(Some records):
• • •

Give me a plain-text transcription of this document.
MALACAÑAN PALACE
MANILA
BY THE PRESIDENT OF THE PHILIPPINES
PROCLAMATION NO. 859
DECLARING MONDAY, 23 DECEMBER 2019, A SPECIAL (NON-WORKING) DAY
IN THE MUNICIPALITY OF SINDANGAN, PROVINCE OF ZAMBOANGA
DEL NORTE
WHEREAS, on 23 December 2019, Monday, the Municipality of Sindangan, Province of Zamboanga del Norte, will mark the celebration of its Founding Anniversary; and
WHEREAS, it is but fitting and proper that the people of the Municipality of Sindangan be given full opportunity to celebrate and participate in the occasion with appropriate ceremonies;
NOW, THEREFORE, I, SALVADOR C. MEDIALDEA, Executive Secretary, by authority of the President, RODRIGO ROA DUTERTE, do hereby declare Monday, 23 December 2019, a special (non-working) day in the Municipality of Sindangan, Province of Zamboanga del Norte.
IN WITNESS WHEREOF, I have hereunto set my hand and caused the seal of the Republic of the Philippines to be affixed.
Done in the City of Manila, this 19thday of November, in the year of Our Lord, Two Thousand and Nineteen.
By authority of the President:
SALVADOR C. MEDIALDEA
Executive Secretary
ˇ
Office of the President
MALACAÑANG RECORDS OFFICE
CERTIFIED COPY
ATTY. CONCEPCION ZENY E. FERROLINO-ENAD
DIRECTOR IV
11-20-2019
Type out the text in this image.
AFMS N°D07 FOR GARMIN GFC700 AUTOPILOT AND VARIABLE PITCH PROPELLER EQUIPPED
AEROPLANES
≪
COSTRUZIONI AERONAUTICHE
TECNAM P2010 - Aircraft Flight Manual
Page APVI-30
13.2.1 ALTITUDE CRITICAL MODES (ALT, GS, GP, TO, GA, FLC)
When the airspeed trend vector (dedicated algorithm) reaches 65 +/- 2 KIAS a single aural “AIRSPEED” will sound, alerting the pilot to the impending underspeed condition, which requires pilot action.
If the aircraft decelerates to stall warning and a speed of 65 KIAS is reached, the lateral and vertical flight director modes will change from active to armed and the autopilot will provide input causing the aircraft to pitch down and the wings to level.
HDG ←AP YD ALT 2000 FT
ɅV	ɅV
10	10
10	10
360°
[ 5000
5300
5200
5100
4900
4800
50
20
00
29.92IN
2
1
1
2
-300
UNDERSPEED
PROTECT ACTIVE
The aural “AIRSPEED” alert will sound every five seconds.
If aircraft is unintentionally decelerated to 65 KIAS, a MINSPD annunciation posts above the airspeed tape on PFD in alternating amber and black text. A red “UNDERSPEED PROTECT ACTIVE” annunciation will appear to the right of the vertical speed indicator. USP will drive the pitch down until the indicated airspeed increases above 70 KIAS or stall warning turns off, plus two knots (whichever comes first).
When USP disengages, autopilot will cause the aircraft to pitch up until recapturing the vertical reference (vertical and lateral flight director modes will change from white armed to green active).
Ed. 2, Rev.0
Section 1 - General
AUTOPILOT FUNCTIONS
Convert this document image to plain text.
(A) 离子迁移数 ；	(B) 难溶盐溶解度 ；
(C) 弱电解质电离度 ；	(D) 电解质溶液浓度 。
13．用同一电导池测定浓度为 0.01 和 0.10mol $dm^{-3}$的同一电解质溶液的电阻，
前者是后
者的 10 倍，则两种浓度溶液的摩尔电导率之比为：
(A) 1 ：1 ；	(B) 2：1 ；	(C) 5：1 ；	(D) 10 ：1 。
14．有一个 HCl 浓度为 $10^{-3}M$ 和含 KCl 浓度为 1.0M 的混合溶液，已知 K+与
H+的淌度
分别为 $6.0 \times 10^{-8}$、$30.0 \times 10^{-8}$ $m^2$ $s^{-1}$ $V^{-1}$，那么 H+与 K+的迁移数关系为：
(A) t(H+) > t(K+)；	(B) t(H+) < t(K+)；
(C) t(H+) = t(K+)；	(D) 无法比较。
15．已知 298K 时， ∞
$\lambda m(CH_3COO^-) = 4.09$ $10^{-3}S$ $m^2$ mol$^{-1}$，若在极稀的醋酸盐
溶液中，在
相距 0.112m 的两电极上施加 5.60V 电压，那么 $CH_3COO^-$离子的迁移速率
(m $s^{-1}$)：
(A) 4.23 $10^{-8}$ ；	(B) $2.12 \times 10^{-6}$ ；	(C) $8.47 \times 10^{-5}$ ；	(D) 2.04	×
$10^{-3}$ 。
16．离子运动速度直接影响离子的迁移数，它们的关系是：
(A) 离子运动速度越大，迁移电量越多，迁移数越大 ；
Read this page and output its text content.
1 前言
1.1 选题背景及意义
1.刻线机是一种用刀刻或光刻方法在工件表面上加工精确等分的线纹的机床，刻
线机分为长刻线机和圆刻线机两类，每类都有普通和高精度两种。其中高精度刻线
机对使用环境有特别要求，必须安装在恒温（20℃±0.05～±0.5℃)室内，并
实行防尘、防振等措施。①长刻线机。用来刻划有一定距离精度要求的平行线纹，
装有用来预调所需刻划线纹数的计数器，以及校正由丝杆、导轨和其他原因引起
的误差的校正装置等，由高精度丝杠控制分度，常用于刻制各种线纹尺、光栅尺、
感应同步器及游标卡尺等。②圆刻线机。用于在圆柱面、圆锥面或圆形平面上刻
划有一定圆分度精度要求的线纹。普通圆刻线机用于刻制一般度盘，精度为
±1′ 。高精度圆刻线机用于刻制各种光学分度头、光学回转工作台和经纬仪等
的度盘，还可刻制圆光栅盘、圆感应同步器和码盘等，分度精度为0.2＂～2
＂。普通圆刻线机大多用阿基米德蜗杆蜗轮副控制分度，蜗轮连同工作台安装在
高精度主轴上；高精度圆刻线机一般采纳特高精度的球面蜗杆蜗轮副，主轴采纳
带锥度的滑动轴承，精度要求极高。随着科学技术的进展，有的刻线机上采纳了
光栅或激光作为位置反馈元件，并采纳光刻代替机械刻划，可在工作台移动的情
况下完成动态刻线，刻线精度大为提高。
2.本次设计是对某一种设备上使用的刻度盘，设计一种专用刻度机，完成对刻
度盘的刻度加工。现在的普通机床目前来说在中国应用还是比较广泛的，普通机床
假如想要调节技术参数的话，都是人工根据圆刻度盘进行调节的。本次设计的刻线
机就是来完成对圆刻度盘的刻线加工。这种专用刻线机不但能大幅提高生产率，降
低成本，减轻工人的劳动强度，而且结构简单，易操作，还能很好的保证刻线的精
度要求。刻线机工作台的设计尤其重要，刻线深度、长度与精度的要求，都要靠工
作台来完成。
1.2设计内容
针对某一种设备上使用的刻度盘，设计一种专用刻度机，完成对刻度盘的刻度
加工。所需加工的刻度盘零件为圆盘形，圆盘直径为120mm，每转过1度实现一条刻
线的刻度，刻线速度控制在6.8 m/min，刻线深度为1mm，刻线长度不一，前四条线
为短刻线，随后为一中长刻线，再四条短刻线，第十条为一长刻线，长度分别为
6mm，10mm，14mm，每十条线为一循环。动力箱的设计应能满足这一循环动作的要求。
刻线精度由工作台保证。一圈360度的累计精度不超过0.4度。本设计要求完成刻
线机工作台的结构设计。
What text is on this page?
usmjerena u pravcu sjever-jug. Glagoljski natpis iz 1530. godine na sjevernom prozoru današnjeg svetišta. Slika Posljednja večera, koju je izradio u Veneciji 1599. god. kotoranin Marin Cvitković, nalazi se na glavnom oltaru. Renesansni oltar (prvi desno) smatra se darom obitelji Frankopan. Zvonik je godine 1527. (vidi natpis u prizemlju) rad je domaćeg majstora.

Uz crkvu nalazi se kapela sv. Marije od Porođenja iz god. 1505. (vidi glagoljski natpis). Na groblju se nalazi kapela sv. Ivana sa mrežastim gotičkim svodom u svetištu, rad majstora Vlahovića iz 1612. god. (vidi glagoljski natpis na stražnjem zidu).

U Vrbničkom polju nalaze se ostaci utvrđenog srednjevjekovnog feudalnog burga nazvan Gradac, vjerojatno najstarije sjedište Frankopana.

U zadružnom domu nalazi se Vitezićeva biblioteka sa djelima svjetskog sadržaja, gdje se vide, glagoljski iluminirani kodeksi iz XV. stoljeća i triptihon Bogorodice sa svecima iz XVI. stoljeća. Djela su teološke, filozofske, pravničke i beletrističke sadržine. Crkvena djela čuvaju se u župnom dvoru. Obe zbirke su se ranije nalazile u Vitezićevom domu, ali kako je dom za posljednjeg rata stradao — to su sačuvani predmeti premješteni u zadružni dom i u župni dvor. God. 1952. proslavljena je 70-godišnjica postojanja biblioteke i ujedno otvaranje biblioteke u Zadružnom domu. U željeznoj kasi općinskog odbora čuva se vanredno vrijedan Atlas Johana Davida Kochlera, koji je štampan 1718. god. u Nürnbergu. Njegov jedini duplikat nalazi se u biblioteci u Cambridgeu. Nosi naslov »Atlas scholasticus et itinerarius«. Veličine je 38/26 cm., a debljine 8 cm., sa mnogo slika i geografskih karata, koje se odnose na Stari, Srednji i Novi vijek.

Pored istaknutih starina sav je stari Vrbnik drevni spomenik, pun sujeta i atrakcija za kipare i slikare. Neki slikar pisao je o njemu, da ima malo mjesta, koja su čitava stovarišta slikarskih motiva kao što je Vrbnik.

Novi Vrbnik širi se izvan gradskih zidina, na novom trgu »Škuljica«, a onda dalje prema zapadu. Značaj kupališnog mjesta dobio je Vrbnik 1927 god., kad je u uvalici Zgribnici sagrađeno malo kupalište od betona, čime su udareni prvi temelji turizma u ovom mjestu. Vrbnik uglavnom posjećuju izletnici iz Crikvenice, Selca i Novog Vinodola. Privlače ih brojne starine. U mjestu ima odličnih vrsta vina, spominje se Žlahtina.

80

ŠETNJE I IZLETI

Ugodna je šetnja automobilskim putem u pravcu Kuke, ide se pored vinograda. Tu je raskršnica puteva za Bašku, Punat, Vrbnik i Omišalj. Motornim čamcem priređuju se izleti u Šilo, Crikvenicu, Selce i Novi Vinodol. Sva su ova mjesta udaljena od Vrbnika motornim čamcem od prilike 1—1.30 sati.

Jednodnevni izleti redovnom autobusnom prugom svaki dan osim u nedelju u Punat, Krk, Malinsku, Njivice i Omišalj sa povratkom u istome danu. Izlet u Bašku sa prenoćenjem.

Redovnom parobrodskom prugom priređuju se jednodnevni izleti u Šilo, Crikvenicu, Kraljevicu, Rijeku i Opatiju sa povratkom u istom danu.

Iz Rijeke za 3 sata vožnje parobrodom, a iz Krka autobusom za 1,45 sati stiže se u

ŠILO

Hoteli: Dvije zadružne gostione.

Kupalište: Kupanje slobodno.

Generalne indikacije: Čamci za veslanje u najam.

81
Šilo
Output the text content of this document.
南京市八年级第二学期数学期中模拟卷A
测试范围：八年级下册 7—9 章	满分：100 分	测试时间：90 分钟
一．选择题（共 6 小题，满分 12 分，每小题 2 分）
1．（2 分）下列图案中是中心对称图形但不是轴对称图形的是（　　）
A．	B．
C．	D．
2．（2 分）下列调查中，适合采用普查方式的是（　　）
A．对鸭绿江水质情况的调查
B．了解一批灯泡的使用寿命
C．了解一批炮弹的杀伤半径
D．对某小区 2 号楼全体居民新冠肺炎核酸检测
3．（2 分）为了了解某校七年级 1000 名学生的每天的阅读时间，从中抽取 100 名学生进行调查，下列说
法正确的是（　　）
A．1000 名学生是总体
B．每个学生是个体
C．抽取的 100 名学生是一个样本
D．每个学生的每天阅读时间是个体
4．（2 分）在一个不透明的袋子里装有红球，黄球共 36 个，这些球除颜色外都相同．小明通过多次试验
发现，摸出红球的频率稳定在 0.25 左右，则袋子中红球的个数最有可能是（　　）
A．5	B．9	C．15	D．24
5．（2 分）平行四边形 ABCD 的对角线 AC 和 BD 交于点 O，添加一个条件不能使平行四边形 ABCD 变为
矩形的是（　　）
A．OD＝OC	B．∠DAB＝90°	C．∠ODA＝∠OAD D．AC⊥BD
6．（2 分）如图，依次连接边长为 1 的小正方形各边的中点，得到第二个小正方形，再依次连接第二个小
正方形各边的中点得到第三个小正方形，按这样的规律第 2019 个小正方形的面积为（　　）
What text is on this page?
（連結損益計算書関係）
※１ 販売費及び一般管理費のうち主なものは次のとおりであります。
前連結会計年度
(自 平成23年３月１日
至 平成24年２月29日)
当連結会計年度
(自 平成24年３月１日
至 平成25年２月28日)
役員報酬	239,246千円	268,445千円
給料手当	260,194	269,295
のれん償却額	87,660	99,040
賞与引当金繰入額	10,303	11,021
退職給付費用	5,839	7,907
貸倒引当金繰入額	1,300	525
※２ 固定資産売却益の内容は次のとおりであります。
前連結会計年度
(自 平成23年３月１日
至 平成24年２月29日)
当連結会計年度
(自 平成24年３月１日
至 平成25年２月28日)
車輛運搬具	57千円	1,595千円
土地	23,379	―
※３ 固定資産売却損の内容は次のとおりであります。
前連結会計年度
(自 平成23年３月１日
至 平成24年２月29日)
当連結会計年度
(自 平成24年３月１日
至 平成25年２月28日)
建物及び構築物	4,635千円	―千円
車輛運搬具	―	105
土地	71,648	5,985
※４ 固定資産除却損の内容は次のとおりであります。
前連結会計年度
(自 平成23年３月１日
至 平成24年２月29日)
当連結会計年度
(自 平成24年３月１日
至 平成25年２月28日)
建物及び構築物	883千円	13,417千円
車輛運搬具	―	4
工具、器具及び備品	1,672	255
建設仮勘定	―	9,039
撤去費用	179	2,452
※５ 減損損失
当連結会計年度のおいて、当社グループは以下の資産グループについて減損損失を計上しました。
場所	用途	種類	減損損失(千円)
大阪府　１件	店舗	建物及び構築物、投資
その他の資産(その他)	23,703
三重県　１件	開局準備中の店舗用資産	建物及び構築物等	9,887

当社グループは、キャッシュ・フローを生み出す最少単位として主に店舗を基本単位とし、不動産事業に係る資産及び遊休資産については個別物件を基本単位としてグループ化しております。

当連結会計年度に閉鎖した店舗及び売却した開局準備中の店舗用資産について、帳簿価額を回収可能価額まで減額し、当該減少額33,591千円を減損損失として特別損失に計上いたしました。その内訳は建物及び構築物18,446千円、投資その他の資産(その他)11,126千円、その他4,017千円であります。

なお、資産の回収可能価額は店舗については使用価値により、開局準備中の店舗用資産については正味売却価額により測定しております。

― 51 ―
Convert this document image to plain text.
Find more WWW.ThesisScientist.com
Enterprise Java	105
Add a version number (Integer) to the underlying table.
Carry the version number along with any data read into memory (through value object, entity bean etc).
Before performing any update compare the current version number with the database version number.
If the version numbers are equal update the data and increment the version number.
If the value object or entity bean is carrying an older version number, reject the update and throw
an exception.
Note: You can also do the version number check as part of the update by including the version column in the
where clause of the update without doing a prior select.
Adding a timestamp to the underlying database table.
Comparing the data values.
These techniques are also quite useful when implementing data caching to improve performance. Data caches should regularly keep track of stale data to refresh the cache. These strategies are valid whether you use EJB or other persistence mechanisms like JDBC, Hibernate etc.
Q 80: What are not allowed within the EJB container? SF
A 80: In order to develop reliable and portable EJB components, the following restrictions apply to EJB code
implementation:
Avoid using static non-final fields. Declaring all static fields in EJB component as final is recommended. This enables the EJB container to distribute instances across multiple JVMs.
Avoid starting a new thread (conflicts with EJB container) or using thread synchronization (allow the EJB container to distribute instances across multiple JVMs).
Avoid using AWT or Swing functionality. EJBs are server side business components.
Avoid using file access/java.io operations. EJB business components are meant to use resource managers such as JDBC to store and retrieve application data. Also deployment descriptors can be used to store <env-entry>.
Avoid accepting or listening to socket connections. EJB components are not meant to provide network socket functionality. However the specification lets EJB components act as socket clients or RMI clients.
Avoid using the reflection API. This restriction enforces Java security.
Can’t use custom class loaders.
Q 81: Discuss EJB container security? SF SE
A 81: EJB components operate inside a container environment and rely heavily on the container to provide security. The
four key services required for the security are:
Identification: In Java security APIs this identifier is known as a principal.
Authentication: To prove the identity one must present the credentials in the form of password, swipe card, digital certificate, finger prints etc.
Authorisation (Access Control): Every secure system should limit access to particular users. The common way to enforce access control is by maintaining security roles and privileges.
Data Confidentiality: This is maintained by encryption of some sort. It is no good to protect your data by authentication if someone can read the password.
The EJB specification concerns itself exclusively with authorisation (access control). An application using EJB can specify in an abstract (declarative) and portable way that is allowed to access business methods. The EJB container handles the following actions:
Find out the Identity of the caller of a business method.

• • •

Find how many lines in the material hold the word "until" and state that number alone.

2